Task directions:
Search the material below for "Distribution" and copy every line where it occurs.
>>
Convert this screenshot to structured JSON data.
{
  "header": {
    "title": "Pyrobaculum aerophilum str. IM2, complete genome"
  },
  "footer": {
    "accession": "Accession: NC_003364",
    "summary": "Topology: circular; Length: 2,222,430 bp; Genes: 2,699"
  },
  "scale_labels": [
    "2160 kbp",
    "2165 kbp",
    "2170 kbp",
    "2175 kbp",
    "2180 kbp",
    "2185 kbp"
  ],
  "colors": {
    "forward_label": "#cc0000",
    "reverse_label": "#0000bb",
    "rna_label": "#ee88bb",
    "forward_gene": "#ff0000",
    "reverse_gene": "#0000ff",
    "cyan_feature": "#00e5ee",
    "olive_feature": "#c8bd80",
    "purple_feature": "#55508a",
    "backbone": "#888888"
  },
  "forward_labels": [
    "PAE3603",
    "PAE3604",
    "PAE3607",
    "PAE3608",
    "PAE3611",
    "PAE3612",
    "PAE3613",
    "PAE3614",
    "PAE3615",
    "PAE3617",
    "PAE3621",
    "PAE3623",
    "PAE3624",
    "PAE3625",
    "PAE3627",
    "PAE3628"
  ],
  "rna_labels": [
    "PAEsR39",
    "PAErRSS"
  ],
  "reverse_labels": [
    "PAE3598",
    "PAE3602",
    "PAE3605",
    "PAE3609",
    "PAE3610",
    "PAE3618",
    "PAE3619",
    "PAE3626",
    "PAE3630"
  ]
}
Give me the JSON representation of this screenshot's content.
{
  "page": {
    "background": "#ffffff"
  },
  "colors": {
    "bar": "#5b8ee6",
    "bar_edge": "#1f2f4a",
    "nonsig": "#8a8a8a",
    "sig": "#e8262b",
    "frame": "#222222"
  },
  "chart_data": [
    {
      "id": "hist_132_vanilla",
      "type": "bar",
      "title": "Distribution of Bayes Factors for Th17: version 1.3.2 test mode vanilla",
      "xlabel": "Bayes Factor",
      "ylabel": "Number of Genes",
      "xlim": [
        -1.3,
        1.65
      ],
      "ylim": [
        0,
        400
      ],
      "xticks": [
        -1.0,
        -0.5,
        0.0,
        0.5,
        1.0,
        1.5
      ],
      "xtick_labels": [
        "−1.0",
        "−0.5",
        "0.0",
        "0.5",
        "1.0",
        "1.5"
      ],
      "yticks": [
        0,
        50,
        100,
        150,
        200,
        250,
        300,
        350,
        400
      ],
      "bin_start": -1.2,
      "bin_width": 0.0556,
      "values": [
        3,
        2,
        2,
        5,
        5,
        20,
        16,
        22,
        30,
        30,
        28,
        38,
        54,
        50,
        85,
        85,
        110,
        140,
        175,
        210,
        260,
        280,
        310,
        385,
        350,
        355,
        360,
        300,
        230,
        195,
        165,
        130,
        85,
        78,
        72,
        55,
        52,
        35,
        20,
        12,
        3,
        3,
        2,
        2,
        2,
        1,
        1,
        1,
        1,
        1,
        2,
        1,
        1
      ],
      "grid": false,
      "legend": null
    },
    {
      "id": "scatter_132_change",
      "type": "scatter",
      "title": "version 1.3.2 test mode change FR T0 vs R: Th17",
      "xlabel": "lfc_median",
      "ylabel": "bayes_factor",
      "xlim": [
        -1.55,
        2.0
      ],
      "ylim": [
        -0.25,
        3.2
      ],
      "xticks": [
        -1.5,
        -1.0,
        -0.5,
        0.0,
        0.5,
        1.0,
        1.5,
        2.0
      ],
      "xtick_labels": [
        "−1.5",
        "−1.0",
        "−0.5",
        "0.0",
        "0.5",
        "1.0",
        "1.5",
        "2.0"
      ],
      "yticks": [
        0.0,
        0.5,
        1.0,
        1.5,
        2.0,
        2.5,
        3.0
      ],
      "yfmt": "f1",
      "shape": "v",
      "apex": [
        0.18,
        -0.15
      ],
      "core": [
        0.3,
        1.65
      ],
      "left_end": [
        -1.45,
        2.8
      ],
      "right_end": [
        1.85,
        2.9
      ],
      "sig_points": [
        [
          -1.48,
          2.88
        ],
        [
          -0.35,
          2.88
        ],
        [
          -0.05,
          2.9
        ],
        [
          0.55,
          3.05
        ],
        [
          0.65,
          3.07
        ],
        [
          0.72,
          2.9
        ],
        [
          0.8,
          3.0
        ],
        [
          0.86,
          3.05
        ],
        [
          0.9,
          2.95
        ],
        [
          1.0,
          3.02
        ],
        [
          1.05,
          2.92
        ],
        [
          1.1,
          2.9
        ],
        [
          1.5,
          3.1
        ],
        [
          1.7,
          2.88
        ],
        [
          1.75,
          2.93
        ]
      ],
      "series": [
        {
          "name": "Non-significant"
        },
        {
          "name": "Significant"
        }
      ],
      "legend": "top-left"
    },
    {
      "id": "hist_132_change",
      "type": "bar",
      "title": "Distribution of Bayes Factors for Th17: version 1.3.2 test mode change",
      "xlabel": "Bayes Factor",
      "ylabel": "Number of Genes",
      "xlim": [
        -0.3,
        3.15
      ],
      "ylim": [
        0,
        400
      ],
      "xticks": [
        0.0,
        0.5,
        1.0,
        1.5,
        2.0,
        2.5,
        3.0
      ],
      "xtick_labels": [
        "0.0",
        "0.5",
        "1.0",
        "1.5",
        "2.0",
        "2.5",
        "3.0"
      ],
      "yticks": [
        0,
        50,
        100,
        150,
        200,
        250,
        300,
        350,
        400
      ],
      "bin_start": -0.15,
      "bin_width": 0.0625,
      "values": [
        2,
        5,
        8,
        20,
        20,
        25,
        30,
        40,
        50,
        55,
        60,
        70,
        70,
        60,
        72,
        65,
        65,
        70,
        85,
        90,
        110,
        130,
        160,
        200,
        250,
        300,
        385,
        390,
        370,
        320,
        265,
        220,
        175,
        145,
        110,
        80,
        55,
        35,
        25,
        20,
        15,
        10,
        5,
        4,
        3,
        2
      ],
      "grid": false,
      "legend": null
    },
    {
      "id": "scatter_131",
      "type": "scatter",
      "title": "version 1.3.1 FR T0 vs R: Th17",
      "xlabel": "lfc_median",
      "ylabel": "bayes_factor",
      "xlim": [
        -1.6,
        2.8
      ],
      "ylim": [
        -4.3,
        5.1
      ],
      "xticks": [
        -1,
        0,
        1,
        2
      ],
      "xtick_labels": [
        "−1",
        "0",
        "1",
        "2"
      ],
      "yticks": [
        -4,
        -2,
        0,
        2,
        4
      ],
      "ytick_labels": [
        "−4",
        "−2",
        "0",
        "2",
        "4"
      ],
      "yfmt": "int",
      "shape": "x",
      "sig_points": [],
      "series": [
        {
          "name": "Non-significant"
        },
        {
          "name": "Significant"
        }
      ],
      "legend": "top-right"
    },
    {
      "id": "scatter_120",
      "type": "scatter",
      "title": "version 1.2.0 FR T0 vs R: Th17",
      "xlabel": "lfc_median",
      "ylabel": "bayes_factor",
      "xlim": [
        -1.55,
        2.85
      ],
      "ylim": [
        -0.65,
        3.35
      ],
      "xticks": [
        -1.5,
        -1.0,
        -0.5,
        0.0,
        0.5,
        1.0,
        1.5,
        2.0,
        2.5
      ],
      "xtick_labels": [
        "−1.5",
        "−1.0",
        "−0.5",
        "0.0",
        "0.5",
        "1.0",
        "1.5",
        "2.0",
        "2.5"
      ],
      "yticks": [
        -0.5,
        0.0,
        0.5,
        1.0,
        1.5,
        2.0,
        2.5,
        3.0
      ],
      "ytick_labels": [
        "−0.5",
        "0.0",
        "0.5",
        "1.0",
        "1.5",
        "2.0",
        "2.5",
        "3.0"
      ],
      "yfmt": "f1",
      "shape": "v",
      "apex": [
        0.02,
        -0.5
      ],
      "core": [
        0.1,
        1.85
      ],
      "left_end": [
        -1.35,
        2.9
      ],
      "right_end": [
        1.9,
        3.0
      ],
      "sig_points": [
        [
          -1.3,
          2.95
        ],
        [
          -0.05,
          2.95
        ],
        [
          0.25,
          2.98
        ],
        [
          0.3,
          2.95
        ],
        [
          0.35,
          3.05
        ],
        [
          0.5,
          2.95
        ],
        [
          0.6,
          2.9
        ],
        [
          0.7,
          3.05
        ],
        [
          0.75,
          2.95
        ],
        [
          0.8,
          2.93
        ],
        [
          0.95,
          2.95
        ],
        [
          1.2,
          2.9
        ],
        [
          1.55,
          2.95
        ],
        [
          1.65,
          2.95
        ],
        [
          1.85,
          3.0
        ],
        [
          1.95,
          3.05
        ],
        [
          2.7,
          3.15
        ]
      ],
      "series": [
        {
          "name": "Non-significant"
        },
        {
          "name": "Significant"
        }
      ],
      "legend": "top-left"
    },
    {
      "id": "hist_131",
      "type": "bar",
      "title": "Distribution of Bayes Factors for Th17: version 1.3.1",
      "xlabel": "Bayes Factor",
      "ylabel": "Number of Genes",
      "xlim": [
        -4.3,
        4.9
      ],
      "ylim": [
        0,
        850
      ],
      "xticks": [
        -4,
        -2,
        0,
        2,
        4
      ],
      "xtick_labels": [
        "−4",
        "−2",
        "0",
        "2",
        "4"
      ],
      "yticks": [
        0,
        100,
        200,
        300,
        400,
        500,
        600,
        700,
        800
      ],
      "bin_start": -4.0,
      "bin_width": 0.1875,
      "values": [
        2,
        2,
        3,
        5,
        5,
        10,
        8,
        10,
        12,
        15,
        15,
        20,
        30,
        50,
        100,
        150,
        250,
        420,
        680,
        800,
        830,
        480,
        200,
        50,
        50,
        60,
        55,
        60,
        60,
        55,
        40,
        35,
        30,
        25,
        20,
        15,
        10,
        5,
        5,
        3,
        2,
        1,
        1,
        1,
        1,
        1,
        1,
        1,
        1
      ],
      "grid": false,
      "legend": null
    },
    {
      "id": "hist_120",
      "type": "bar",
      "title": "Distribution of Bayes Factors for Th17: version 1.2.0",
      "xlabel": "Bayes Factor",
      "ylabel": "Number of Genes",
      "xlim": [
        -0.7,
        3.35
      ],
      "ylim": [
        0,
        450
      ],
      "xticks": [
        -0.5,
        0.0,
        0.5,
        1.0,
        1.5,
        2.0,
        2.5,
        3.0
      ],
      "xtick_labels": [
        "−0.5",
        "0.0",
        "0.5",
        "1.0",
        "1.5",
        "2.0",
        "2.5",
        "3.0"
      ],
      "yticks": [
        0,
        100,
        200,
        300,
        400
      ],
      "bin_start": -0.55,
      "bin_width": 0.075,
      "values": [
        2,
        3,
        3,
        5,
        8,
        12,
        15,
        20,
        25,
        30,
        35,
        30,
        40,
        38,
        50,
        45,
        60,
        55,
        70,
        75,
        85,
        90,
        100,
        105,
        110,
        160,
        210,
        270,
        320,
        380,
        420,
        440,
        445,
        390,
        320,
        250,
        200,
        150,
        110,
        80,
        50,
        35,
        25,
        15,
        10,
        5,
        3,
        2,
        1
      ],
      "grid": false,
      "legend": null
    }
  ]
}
<<
Response:
      "title": "Distribution of Bayes Factors for Th17: version 1.3.2 test mode vanilla",
      "title": "Distribution of Bayes Factors for Th17: version 1.3.2 test mode change",
      "title": "Distribution of Bayes Factors for Th17: version 1.3.1",
      "title": "Distribution of Bayes Factors for Th17: version 1.2.0",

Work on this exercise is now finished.